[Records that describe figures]
-- -- --

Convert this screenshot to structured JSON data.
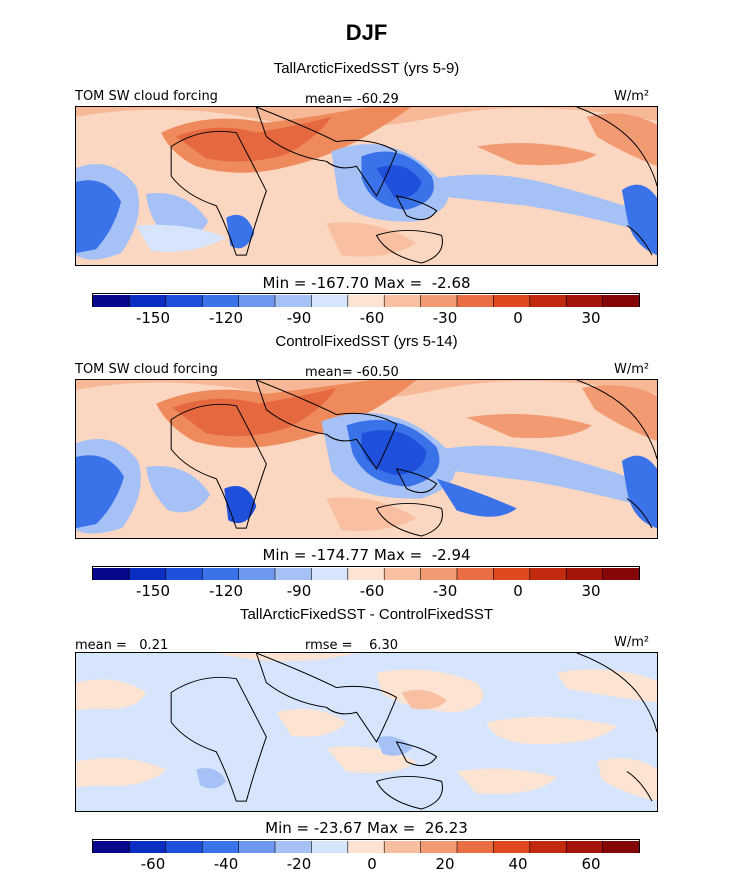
{
  "title": "DJF",
  "unit_label": "W/m²",
  "colors": [
    "#08088c",
    "#0a2ec2",
    "#1f50dc",
    "#3a72ea",
    "#6e97f0",
    "#a6c1f5",
    "#d6e5fb",
    "#fde3d2",
    "#f8c0a0",
    "#f29a72",
    "#ea6e44",
    "#e04820",
    "#c22a10",
    "#a4140a",
    "#840606"
  ],
  "panels": [
    {
      "title": "TallArcticFixedSST (yrs 5-9)",
      "variable": "TOM SW cloud forcing",
      "mean_label": "mean= -60.29",
      "minmax_label": "Min = -167.70 Max =  -2.68",
      "ticks": [
        "-150",
        "-120",
        "-90",
        "-60",
        "-30",
        "0",
        "30"
      ]
    },
    {
      "title": "ControlFixedSST (yrs 5-14)",
      "variable": "TOM SW cloud forcing",
      "mean_label": "mean= -60.50",
      "minmax_label": "Min = -174.77 Max =  -2.94",
      "ticks": [
        "-150",
        "-120",
        "-90",
        "-60",
        "-30",
        "0",
        "30"
      ]
    },
    {
      "title": "TallArcticFixedSST - ControlFixedSST",
      "mean_label": "mean =   0.21",
      "rmse_label": "rmse =    6.30",
      "minmax_label": "Min = -23.67 Max =  26.23",
      "ticks": [
        "-60",
        "-40",
        "-20",
        "0",
        "20",
        "40",
        "60"
      ]
    }
  ],
  "chart_data": [
    {
      "type": "heatmap",
      "title": "TallArcticFixedSST (yrs 5-9)",
      "variable": "TOM SW cloud forcing",
      "units": "W/m2",
      "mean": -60.29,
      "min": -167.7,
      "max": -2.68,
      "colorbar_range": [
        -180,
        45
      ],
      "colorbar_ticks": [
        -150,
        -120,
        -90,
        -60,
        -30,
        0,
        30
      ]
    },
    {
      "type": "heatmap",
      "title": "ControlFixedSST (yrs 5-14)",
      "variable": "TOM SW cloud forcing",
      "units": "W/m2",
      "mean": -60.5,
      "min": -174.77,
      "max": -2.94,
      "colorbar_range": [
        -180,
        45
      ],
      "colorbar_ticks": [
        -150,
        -120,
        -90,
        -60,
        -30,
        0,
        30
      ]
    },
    {
      "type": "heatmap",
      "title": "TallArcticFixedSST - ControlFixedSST",
      "units": "W/m2",
      "mean": 0.21,
      "rmse": 6.3,
      "min": -23.67,
      "max": 26.23,
      "colorbar_range": [
        -75,
        75
      ],
      "colorbar_ticks": [
        -60,
        -40,
        -20,
        0,
        20,
        40,
        60
      ]
    }
  ]
}
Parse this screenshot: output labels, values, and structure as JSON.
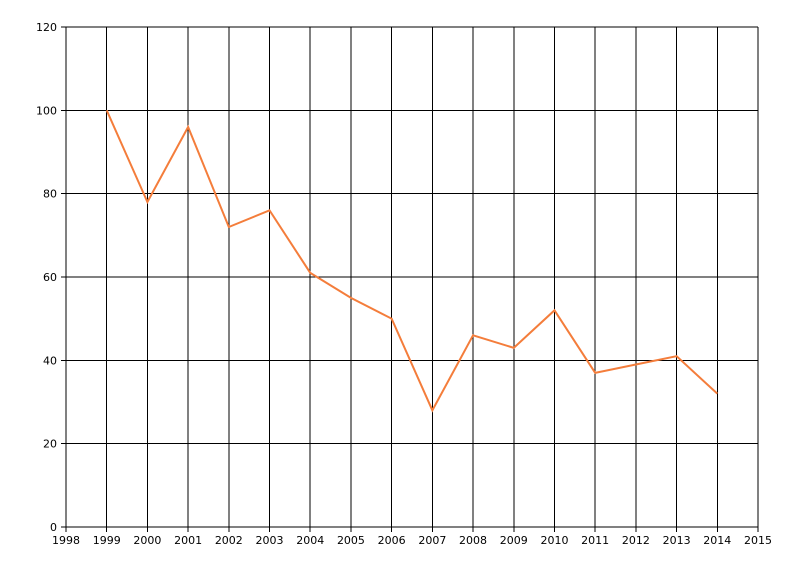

-- -- --

- [Problem to solve] Repeat the data exactly in full, omitting its pictures.

- [Exercise solution]
Convert this screenshot to structured JSON data.
{
  "title": "DJF",
  "unit_label": "W/m²",
  "colors": [
    "#08088c",
    "#0a2ec2",
    "#1f50dc",
    "#3a72ea",
    "#6e97f0",
    "#a6c1f5",
    "#d6e5fb",
    "#fde3d2",
    "#f8c0a0",
    "#f29a72",
    "#ea6e44",
    "#e04820",
    "#c22a10",
    "#a4140a",
    "#840606"
  ],
  "panels": [
    {
      "title": "TallArcticFixedSST (yrs 5-9)",
      "variable": "TOM SW cloud forcing",
      "mean_label": "mean= -60.29",
      "minmax_label": "Min = -167.70 Max =  -2.68",
      "ticks": [
        "-150",
        "-120",
        "-90",
        "-60",
        "-30",
        "0",
        "30"
      ]
    },
    {
      "title": "ControlFixedSST (yrs 5-14)",
      "variable": "TOM SW cloud forcing",
      "mean_label": "mean= -60.50",
      "minmax_label": "Min = -174.77 Max =  -2.94",
      "ticks": [
        "-150",
        "-120",
        "-90",
        "-60",
        "-30",
        "0",
        "30"
      ]
    },
    {
      "title": "TallArcticFixedSST - ControlFixedSST",
      "mean_label": "mean =   0.21",
      "rmse_label": "rmse =    6.30",
      "minmax_label": "Min = -23.67 Max =  26.23",
      "ticks": [
        "-60",
        "-40",
        "-20",
        "0",
        "20",
        "40",
        "60"
      ]
    }
  ],
  "chart_data": [
    {
      "type": "heatmap",
      "title": "TallArcticFixedSST (yrs 5-9)",
      "variable": "TOM SW cloud forcing",
      "units": "W/m2",
      "mean": -60.29,
      "min": -167.7,
      "max": -2.68,
      "colorbar_range": [
        -180,
        45
      ],
      "colorbar_ticks": [
        -150,
        -120,
        -90,
        -60,
        -30,
        0,
        30
      ]
    },
    {
      "type": "heatmap",
      "title": "ControlFixedSST (yrs 5-14)",
      "variable": "TOM SW cloud forcing",
      "units": "W/m2",
      "mean": -60.5,
      "min": -174.77,
      "max": -2.94,
      "colorbar_range": [
        -180,
        45
      ],
      "colorbar_ticks": [
        -150,
        -120,
        -90,
        -60,
        -30,
        0,
        30
      ]
    },
    {
      "type": "heatmap",
      "title": "TallArcticFixedSST - ControlFixedSST",
      "units": "W/m2",
      "mean": 0.21,
      "rmse": 6.3,
      "min": -23.67,
      "max": 26.23,
      "colorbar_range": [
        -75,
        75
      ],
      "colorbar_ticks": [
        -60,
        -40,
        -20,
        0,
        20,
        40,
        60
      ]
    }
  ]
}
Parse this screenshot: output labels, values, and structure as JSON.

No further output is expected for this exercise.